▸ Records supplied

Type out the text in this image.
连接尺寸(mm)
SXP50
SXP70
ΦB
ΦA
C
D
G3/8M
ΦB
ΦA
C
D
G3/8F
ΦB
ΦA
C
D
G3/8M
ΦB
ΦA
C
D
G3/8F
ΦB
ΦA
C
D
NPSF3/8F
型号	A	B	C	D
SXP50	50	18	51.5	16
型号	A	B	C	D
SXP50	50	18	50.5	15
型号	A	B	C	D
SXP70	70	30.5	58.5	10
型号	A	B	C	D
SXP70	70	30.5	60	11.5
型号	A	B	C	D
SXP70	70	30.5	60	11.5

▸ Task goal
Write out the whole listing exactly.

▸ Output for this task
Type out the text in this image.
连接尺寸(mm)
SXP50
SXP70
ΦB
ΦA
C
D
G3/8M
ΦB
ΦA
C
D
G3/8F
ΦB
ΦA
C
D
G3/8M
ΦB
ΦA
C
D
G3/8F
ΦB
ΦA
C
D
NPSF3/8F
型号	A	B	C	D
SXP50	50	18	51.5	16
型号	A	B	C	D
SXP50	50	18	50.5	15
型号	A	B	C	D
SXP70	70	30.5	58.5	10
型号	A	B	C	D
SXP70	70	30.5	60	11.5
型号	A	B	C	D
SXP70	70	30.5	60	11.5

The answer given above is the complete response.